_EXERCISE_
All the data below goes into the copy word for word, but the pictures don't.

_SUPPLIED INFORMATION_
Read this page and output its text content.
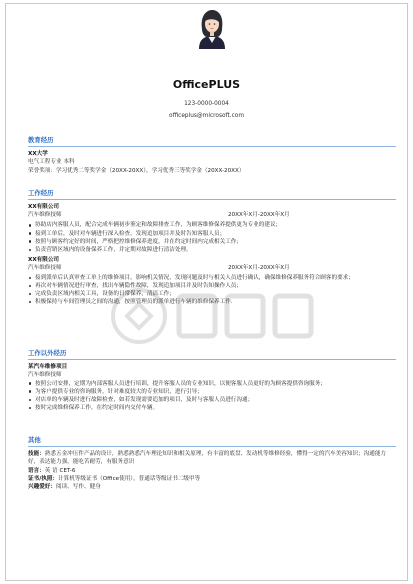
OfficePLUS
123-0000-0004
officeplus@microsoft.com
教育经历
XX大学
电气工程专业 本科
荣誉奖项：学习优秀二等奖学金（20XX-20XX），学习优秀三等奖学金（20XX-20XX）
工作经历
XX有限公司
汽车维修技师	20XX年X月-20XX年X月
协助店内客服人员，配合完成车辆初步鉴定和故障排查工作，为顾客维修保养提供更为专业的建议；
接到工单后，及时对车辆进行深入检查，发现追加项目并及时告知客服人员；
按照与顾客约定好的时间，严格把控维修保养进度，并在约定时间内完成相关工作；
负责营销区域内的设备保养工作，并定期对故障进行清洁处理。
XX有限公司
汽车维修技师	20XX年X月-20XX年X月
接到派单后认真审查工单上的维修项目，影响机关情况，发现问题及时与相关人员进行确认，确保维修保养服务符合顾客的要求；
再次对车辆情况进行审查，找出车辆隐性故障，发现追加项目并及时告知操作人员；
完成负责区域内相关工具，设备的日常保养，清洁工作；
积极保持与车间管理员之间的沟通，按照管理员的派单进行车辆的维修保养工作.
工作以外经历
某汽车维修项目
汽车维修技师
按照公司安排，定期为内部客服人员进行培训，提升客服人员的专业知识，以便客服人员更好的为顾客提供咨询服务；
为客户提供专业的咨询服务，针对难度较大的专业知识，进行引导；
对店单的车辆及时进行故障检查，如若发现需要追加的项目，及时与客服人员进行沟通；
按时完成维修保养工作，在约定时间内交付车辆。
其他
技能：熟悉五金冲压件产品的设计，熟悉熟悉汽车理论知识和相关原理，有丰富的底盘、发动机等维修经验，懂得一定的汽车美容知识；沟通能力好，表达能力强，能吃苦耐劳，有服务意识
语言：英 语 CET-6
证书/执照：计算机等级证书（Office使用），普通话等级证书二级甲等
兴趣爱好：阅读、写作、健身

_EXERCISE ANSWER_
Read this page and output its text content.
OfficePLUS
123-0000-0004
officeplus@microsoft.com
教育经历
XX大学
电气工程专业 本科
荣誉奖项：学习优秀二等奖学金（20XX-20XX），学习优秀三等奖学金（20XX-20XX）
工作经历
XX有限公司
汽车维修技师	20XX年X月-20XX年X月
协助店内客服人员，配合完成车辆初步鉴定和故障排查工作，为顾客维修保养提供更为专业的建议；
接到工单后，及时对车辆进行深入检查，发现追加项目并及时告知客服人员；
按照与顾客约定好的时间，严格把控维修保养进度，并在约定时间内完成相关工作；
负责营销区域内的设备保养工作，并定期对故障进行清洁处理。
XX有限公司
汽车维修技师	20XX年X月-20XX年X月
接到派单后认真审查工单上的维修项目，影响机关情况，发现问题及时与相关人员进行确认，确保维修保养服务符合顾客的要求；
再次对车辆情况进行审查，找出车辆隐性故障，发现追加项目并及时告知操作人员；
完成负责区域内相关工具，设备的日常保养，清洁工作；
积极保持与车间管理员之间的沟通，按照管理员的派单进行车辆的维修保养工作.
工作以外经历
某汽车维修项目
汽车维修技师
按照公司安排，定期为内部客服人员进行培训，提升客服人员的专业知识，以便客服人员更好的为顾客提供咨询服务；
为客户提供专业的咨询服务，针对难度较大的专业知识，进行引导；
对店单的车辆及时进行故障检查，如若发现需要追加的项目，及时与客服人员进行沟通；
按时完成维修保养工作，在约定时间内交付车辆。
其他
技能：熟悉五金冲压件产品的设计，熟悉熟悉汽车理论知识和相关原理，有丰富的底盘、发动机等维修经验，懂得一定的汽车美容知识；沟通能力好，表达能力强，能吃苦耐劳，有服务意识
语言：英 语 CET-6
证书/执照：计算机等级证书（Office使用），普通话等级证书二级甲等
兴趣爱好：阅读、写作、健身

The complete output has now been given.